## STORED DATA

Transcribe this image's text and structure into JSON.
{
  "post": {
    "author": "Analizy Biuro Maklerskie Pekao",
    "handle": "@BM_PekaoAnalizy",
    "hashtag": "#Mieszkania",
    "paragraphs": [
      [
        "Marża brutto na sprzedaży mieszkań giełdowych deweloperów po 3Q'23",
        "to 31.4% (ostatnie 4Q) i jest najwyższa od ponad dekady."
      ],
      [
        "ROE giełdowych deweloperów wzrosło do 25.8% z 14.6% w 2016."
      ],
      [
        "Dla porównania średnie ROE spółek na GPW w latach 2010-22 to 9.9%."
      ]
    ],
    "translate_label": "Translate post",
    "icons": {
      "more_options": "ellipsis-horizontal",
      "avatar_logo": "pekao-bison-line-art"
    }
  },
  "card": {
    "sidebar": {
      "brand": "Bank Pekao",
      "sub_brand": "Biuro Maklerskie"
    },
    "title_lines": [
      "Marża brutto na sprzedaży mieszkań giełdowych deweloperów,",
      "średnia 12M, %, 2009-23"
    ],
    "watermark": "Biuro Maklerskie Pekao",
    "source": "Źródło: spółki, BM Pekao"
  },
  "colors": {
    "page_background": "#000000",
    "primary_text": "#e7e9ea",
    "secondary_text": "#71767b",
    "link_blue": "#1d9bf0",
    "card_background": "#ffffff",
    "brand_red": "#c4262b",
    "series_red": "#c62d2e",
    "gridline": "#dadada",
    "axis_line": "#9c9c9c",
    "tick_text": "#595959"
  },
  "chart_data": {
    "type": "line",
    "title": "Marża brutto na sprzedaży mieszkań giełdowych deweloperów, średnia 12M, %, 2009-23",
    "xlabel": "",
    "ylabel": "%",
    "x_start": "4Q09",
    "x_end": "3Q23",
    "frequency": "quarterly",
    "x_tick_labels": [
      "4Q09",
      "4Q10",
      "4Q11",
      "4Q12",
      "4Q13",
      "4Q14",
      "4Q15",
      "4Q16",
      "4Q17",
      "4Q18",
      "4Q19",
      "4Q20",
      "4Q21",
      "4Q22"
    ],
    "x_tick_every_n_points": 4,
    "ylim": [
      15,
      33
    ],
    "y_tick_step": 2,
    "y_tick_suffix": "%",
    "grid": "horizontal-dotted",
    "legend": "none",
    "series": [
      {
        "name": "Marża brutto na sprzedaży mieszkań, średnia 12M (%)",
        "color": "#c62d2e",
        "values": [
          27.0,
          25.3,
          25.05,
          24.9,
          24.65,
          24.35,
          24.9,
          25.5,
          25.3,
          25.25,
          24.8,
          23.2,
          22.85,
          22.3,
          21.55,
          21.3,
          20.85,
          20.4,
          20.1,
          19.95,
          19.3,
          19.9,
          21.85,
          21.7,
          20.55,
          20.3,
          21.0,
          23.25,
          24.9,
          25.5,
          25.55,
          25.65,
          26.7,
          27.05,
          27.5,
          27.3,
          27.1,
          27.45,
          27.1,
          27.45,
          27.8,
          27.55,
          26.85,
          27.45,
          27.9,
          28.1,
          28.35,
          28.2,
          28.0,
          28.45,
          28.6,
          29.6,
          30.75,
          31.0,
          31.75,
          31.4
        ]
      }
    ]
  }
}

## WRITTEN EXERCISE
The listing above should be transcribed in full, exactly as written.

## IN RESPONSE
Transcribe this image's text and structure into JSON.
{
  "post": {
    "author": "Analizy Biuro Maklerskie Pekao",
    "handle": "@BM_PekaoAnalizy",
    "hashtag": "#Mieszkania",
    "paragraphs": [
      [
        "Marża brutto na sprzedaży mieszkań giełdowych deweloperów po 3Q'23",
        "to 31.4% (ostatnie 4Q) i jest najwyższa od ponad dekady."
      ],
      [
        "ROE giełdowych deweloperów wzrosło do 25.8% z 14.6% w 2016."
      ],
      [
        "Dla porównania średnie ROE spółek na GPW w latach 2010-22 to 9.9%."
      ]
    ],
    "translate_label": "Translate post",
    "icons": {
      "more_options": "ellipsis-horizontal",
      "avatar_logo": "pekao-bison-line-art"
    }
  },
  "card": {
    "sidebar": {
      "brand": "Bank Pekao",
      "sub_brand": "Biuro Maklerskie"
    },
    "title_lines": [
      "Marża brutto na sprzedaży mieszkań giełdowych deweloperów,",
      "średnia 12M, %, 2009-23"
    ],
    "watermark": "Biuro Maklerskie Pekao",
    "source": "Źródło: spółki, BM Pekao"
  },
  "colors": {
    "page_background": "#000000",
    "primary_text": "#e7e9ea",
    "secondary_text": "#71767b",
    "link_blue": "#1d9bf0",
    "card_background": "#ffffff",
    "brand_red": "#c4262b",
    "series_red": "#c62d2e",
    "gridline": "#dadada",
    "axis_line": "#9c9c9c",
    "tick_text": "#595959"
  },
  "chart_data": {
    "type": "line",
    "title": "Marża brutto na sprzedaży mieszkań giełdowych deweloperów, średnia 12M, %, 2009-23",
    "xlabel": "",
    "ylabel": "%",
    "x_start": "4Q09",
    "x_end": "3Q23",
    "frequency": "quarterly",
    "x_tick_labels": [
      "4Q09",
      "4Q10",
      "4Q11",
      "4Q12",
      "4Q13",
      "4Q14",
      "4Q15",
      "4Q16",
      "4Q17",
      "4Q18",
      "4Q19",
      "4Q20",
      "4Q21",
      "4Q22"
    ],
    "x_tick_every_n_points": 4,
    "ylim": [
      15,
      33
    ],
    "y_tick_step": 2,
    "y_tick_suffix": "%",
    "grid": "horizontal-dotted",
    "legend": "none",
    "series": [
      {
        "name": "Marża brutto na sprzedaży mieszkań, średnia 12M (%)",
        "color": "#c62d2e",
        "values": [
          27.0,
          25.3,
          25.05,
          24.9,
          24.65,
          24.35,
          24.9,
          25.5,
          25.3,
          25.25,
          24.8,
          23.2,
          22.85,
          22.3,
          21.55,
          21.3,
          20.85,
          20.4,
          20.1,
          19.95,
          19.3,
          19.9,
          21.85,
          21.7,
          20.55,
          20.3,
          21.0,
          23.25,
          24.9,
          25.5,
          25.55,
          25.65,
          26.7,
          27.05,
          27.5,
          27.3,
          27.1,
          27.45,
          27.1,
          27.45,
          27.8,
          27.55,
          26.85,
          27.45,
          27.9,
          28.1,
          28.35,
          28.2,
          28.0,
          28.45,
          28.6,
          29.6,
          30.75,
          31.0,
          31.75,
          31.4
        ]
      }
    ]
  }
}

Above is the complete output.